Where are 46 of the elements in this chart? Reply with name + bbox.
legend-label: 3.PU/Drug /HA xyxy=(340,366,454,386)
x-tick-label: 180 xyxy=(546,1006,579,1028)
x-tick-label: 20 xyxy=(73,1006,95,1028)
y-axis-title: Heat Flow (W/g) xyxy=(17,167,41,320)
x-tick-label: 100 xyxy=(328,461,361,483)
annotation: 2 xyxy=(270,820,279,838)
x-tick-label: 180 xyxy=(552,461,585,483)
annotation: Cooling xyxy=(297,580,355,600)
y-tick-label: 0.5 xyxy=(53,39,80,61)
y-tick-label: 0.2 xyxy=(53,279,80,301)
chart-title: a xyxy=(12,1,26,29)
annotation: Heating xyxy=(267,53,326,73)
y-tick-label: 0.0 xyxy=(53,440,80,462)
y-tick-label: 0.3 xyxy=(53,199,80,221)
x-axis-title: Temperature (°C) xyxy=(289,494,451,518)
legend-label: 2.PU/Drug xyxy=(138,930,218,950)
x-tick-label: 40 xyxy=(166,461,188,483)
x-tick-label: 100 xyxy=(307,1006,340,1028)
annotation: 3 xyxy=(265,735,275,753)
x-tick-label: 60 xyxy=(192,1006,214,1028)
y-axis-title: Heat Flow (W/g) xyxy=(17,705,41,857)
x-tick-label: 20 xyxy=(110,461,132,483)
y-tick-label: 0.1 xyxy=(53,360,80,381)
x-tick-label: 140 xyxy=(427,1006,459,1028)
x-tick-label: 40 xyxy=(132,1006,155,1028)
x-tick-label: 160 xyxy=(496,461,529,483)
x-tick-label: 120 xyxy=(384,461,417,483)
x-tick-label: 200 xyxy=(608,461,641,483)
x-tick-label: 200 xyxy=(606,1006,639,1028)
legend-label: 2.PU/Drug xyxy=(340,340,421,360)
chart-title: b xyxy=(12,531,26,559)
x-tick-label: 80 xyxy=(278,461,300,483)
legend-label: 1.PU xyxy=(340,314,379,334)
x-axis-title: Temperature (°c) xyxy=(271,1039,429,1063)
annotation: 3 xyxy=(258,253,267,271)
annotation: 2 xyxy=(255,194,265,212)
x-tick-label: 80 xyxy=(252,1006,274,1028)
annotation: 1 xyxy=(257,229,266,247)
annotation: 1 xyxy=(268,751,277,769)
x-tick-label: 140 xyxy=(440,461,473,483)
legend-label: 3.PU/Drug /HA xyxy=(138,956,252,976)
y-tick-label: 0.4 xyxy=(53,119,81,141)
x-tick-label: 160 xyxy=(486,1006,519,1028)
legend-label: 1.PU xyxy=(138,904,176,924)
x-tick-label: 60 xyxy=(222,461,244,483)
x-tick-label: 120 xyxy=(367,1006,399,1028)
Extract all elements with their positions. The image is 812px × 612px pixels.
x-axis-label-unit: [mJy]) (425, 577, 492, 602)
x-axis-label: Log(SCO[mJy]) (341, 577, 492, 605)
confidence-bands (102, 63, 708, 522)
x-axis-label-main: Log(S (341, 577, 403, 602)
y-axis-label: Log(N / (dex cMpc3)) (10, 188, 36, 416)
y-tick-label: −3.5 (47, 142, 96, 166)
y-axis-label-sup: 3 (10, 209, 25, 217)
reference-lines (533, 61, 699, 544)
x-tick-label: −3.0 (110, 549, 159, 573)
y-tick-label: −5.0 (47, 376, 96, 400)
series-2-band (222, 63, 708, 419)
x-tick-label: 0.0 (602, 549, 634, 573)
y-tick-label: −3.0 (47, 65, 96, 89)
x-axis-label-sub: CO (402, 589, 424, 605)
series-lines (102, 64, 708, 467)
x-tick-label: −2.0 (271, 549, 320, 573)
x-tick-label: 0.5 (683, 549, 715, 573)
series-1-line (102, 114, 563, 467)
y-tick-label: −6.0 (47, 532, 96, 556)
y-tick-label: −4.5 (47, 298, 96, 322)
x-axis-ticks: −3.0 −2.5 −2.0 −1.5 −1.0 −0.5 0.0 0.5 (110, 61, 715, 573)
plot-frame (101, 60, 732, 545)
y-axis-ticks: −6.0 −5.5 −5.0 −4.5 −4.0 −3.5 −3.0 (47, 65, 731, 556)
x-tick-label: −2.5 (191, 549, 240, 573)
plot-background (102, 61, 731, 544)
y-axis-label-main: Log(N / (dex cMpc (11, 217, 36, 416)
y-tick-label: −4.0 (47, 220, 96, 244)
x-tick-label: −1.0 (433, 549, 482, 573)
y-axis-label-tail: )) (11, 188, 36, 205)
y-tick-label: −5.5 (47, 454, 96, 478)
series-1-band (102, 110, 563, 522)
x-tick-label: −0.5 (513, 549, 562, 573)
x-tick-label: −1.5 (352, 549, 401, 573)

■ ■ ■

> Do this: Swap "Heat Flow" for "Heat Output" everywhere it occurs in the records above, and give all the lines again with nothing else changed.

> Finished exercise:
Where are 46 of the elements in this chart? Reply with name + bbox.
legend-label: 3.PU/Drug /HA xyxy=(340,366,454,386)
x-tick-label: 180 xyxy=(546,1006,579,1028)
x-tick-label: 20 xyxy=(73,1006,95,1028)
y-axis-title: Heat Output (W/g) xyxy=(17,167,41,320)
x-tick-label: 100 xyxy=(328,461,361,483)
annotation: 2 xyxy=(270,820,279,838)
x-tick-label: 180 xyxy=(552,461,585,483)
annotation: Cooling xyxy=(297,580,355,600)
y-tick-label: 0.5 xyxy=(53,39,80,61)
y-tick-label: 0.2 xyxy=(53,279,80,301)
chart-title: a xyxy=(12,1,26,29)
annotation: Heating xyxy=(267,53,326,73)
y-tick-label: 0.0 xyxy=(53,440,80,462)
y-tick-label: 0.3 xyxy=(53,199,80,221)
x-axis-title: Temperature (°C) xyxy=(289,494,451,518)
legend-label: 2.PU/Drug xyxy=(138,930,218,950)
x-tick-label: 40 xyxy=(166,461,188,483)
x-tick-label: 100 xyxy=(307,1006,340,1028)
annotation: 3 xyxy=(265,735,275,753)
x-tick-label: 60 xyxy=(192,1006,214,1028)
y-axis-title: Heat Output (W/g) xyxy=(17,705,41,857)
x-tick-label: 20 xyxy=(110,461,132,483)
y-tick-label: 0.1 xyxy=(53,360,80,381)
x-tick-label: 140 xyxy=(427,1006,459,1028)
x-tick-label: 40 xyxy=(132,1006,155,1028)
x-tick-label: 160 xyxy=(496,461,529,483)
x-tick-label: 120 xyxy=(384,461,417,483)
x-tick-label: 200 xyxy=(608,461,641,483)
x-tick-label: 200 xyxy=(606,1006,639,1028)
legend-label: 2.PU/Drug xyxy=(340,340,421,360)
chart-title: b xyxy=(12,531,26,559)
x-tick-label: 80 xyxy=(278,461,300,483)
legend-label: 1.PU xyxy=(340,314,379,334)
x-axis-title: Temperature (°c) xyxy=(271,1039,429,1063)
annotation: 3 xyxy=(258,253,267,271)
annotation: 2 xyxy=(255,194,265,212)
x-tick-label: 80 xyxy=(252,1006,274,1028)
annotation: 1 xyxy=(257,229,266,247)
annotation: 1 xyxy=(268,751,277,769)
x-tick-label: 140 xyxy=(440,461,473,483)
legend-label: 3.PU/Drug /HA xyxy=(138,956,252,976)
y-tick-label: 0.4 xyxy=(53,119,81,141)
x-tick-label: 160 xyxy=(486,1006,519,1028)
legend-label: 1.PU xyxy=(138,904,176,924)
x-tick-label: 60 xyxy=(222,461,244,483)
x-tick-label: 120 xyxy=(367,1006,399,1028)
Extract all elements with their positions. The image is 812px × 612px pixels.
x-axis-label-unit: [mJy]) (425, 577, 492, 602)
x-axis-label: Log(SCO[mJy]) (341, 577, 492, 605)
confidence-bands (102, 63, 708, 522)
x-axis-label-main: Log(S (341, 577, 403, 602)
y-axis-label: Log(N / (dex cMpc3)) (10, 188, 36, 416)
y-tick-label: −3.5 (47, 142, 96, 166)
y-axis-label-sup: 3 (10, 209, 25, 217)
reference-lines (533, 61, 699, 544)
x-tick-label: −3.0 (110, 549, 159, 573)
y-tick-label: −5.0 (47, 376, 96, 400)
series-2-band (222, 63, 708, 419)
x-tick-label: 0.0 (602, 549, 634, 573)
y-tick-label: −3.0 (47, 65, 96, 89)
x-axis-label-sub: CO (402, 589, 424, 605)
series-lines (102, 64, 708, 467)
x-tick-label: −2.0 (271, 549, 320, 573)
x-tick-label: 0.5 (683, 549, 715, 573)
series-1-line (102, 114, 563, 467)
y-tick-label: −6.0 (47, 532, 96, 556)
y-tick-label: −4.5 (47, 298, 96, 322)
x-axis-ticks: −3.0 −2.5 −2.0 −1.5 −1.0 −0.5 0.0 0.5 (110, 61, 715, 573)
plot-frame (101, 60, 732, 545)
y-axis-ticks: −6.0 −5.5 −5.0 −4.5 −4.0 −3.5 −3.0 (47, 65, 731, 556)
x-tick-label: −2.5 (191, 549, 240, 573)
plot-background (102, 61, 731, 544)
y-axis-label-main: Log(N / (dex cMpc (11, 217, 36, 416)
y-tick-label: −4.0 (47, 220, 96, 244)
x-tick-label: −1.0 (433, 549, 482, 573)
y-axis-label-tail: )) (11, 188, 36, 205)
y-tick-label: −5.5 (47, 454, 96, 478)
series-1-band (102, 110, 563, 522)
x-tick-label: −0.5 (513, 549, 562, 573)
x-tick-label: −1.5 (352, 549, 401, 573)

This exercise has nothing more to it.